━━━━━ Data for this task ━━━━━

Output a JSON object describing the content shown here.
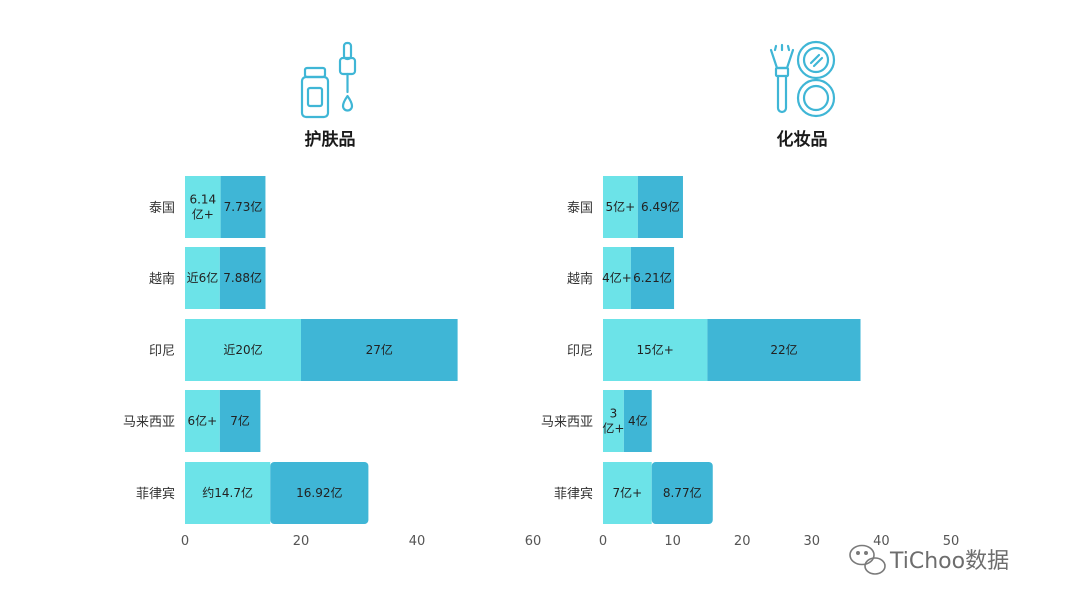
{
  "colors": {
    "light": "#6ce3e8",
    "dark": "#3fb6d6",
    "icon": "#3fb6d6"
  },
  "watermark": {
    "text": "TiChoo数据",
    "icon": "wechat-icon"
  },
  "chart_data": [
    {
      "type": "bar",
      "orientation": "horizontal",
      "stacked": true,
      "title": "护肤品",
      "icon": "skincare-bottle-dropper-icon",
      "categories": [
        "泰国",
        "越南",
        "印尼",
        "马来西亚",
        "菲律宾"
      ],
      "series": [
        {
          "values": [
            6.14,
            6,
            20,
            6,
            14.7
          ],
          "labels": [
            "6.14亿+",
            "近6亿",
            "近20亿",
            "6亿+",
            "约14.7亿"
          ]
        },
        {
          "values": [
            7.73,
            7.88,
            27,
            7,
            16.92
          ],
          "labels": [
            "7.73亿",
            "7.88亿",
            "27亿",
            "7亿",
            "16.92亿"
          ]
        }
      ],
      "xlim": [
        0,
        60
      ],
      "xticks": [
        "0",
        "20",
        "40",
        "60"
      ]
    },
    {
      "type": "bar",
      "orientation": "horizontal",
      "stacked": true,
      "title": "化妆品",
      "icon": "makeup-brush-compact-icon",
      "categories": [
        "泰国",
        "越南",
        "印尼",
        "马来西亚",
        "菲律宾"
      ],
      "series": [
        {
          "values": [
            5,
            4,
            15,
            3,
            7
          ],
          "labels": [
            "5亿+",
            "4亿+",
            "15亿+",
            "3亿+",
            "7亿+"
          ]
        },
        {
          "values": [
            6.49,
            6.21,
            22,
            4,
            8.77
          ],
          "labels": [
            "6.49亿",
            "6.21亿",
            "22亿",
            "4亿",
            "8.77亿"
          ]
        }
      ],
      "xlim": [
        0,
        50
      ],
      "xticks": [
        "0",
        "10",
        "20",
        "30",
        "40",
        "50"
      ]
    }
  ]
}
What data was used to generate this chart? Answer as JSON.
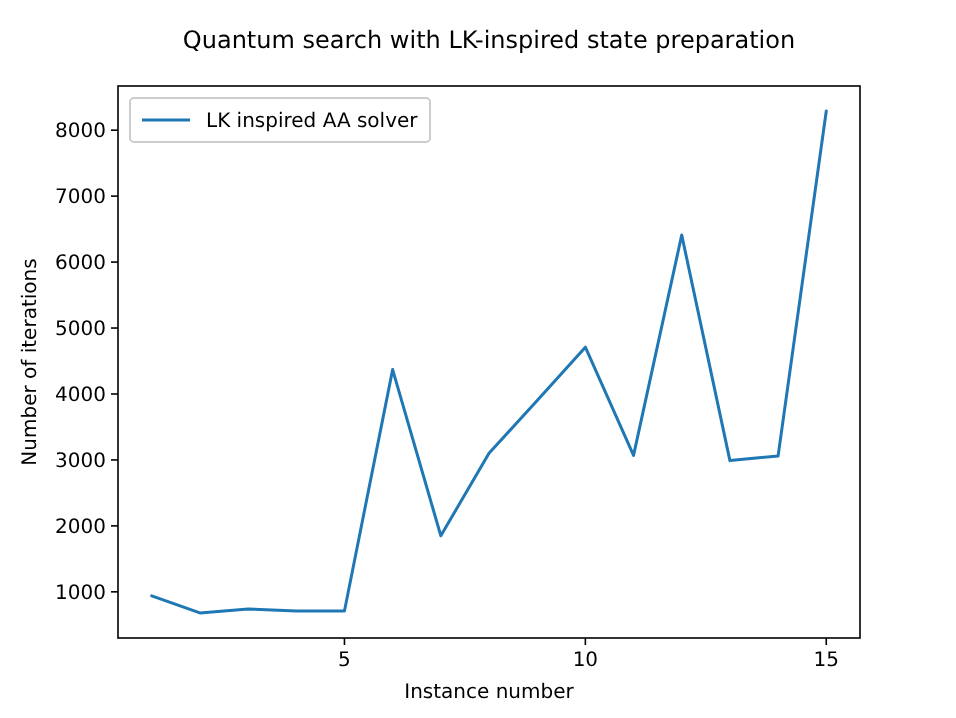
{
  "chart_data": {
    "type": "line",
    "title": "Quantum search with LK-inspired state preparation",
    "xlabel": "Instance number",
    "ylabel": "Number of iterations",
    "x": [
      1,
      2,
      3,
      4,
      5,
      6,
      7,
      8,
      9,
      10,
      11,
      12,
      13,
      14,
      15
    ],
    "series": [
      {
        "name": "LK inspired AA solver",
        "color": "#1f77b4",
        "values": [
          940,
          680,
          740,
          710,
          710,
          4370,
          1850,
          3100,
          3900,
          4710,
          3070,
          6410,
          2990,
          3060,
          8290
        ]
      }
    ],
    "xlim": [
      0.3,
      15.7
    ],
    "xticks": [
      5,
      10,
      15
    ],
    "ylim": [
      300,
      8670
    ],
    "yticks": [
      1000,
      2000,
      3000,
      4000,
      5000,
      6000,
      7000,
      8000
    ],
    "legend": "top left",
    "grid": false,
    "marker": "none",
    "line_style": "solid"
  }
}
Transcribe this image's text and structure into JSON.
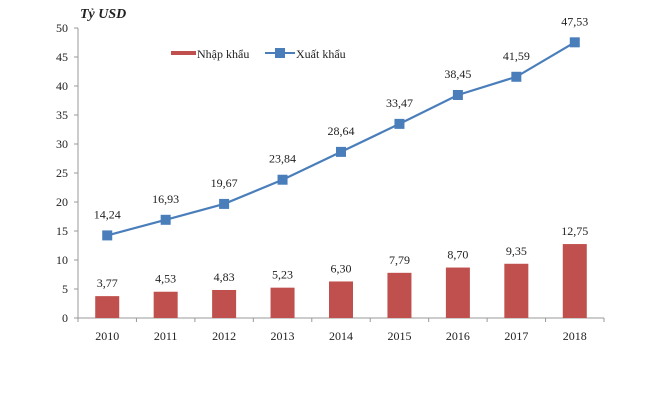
{
  "chart_data": {
    "type": "bar+line",
    "ylabel": "Tỷ USD",
    "ylim": [
      0,
      50
    ],
    "yticks": [
      0,
      5,
      10,
      15,
      20,
      25,
      30,
      35,
      40,
      45,
      50
    ],
    "categories": [
      "2010",
      "2011",
      "2012",
      "2013",
      "2014",
      "2015",
      "2016",
      "2017",
      "2018"
    ],
    "legend_position": "top-left",
    "series": [
      {
        "name": "Nhập khẩu",
        "type": "bar",
        "color": "#c0504d",
        "values": [
          3.77,
          4.53,
          4.83,
          5.23,
          6.3,
          7.79,
          8.7,
          9.35,
          12.75
        ],
        "labels": [
          "3,77",
          "4,53",
          "4,83",
          "5,23",
          "6,30",
          "7,79",
          "8,70",
          "9,35",
          "12,75"
        ]
      },
      {
        "name": "Xuất khẩu",
        "type": "line",
        "color": "#4a7ebb",
        "values": [
          14.24,
          16.93,
          19.67,
          23.84,
          28.64,
          33.47,
          38.45,
          41.59,
          47.53
        ],
        "labels": [
          "14,24",
          "16,93",
          "19,67",
          "23,84",
          "28,64",
          "33,47",
          "38,45",
          "41,59",
          "47,53"
        ]
      }
    ]
  }
}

━━━━━

[Aim of the exercise] For each line of the entries that includes "name", show that line.

[Task output]
        "name": "LK inspired AA solver",
        "name": "Nhập khẩu",
        "name": "Xuất khẩu",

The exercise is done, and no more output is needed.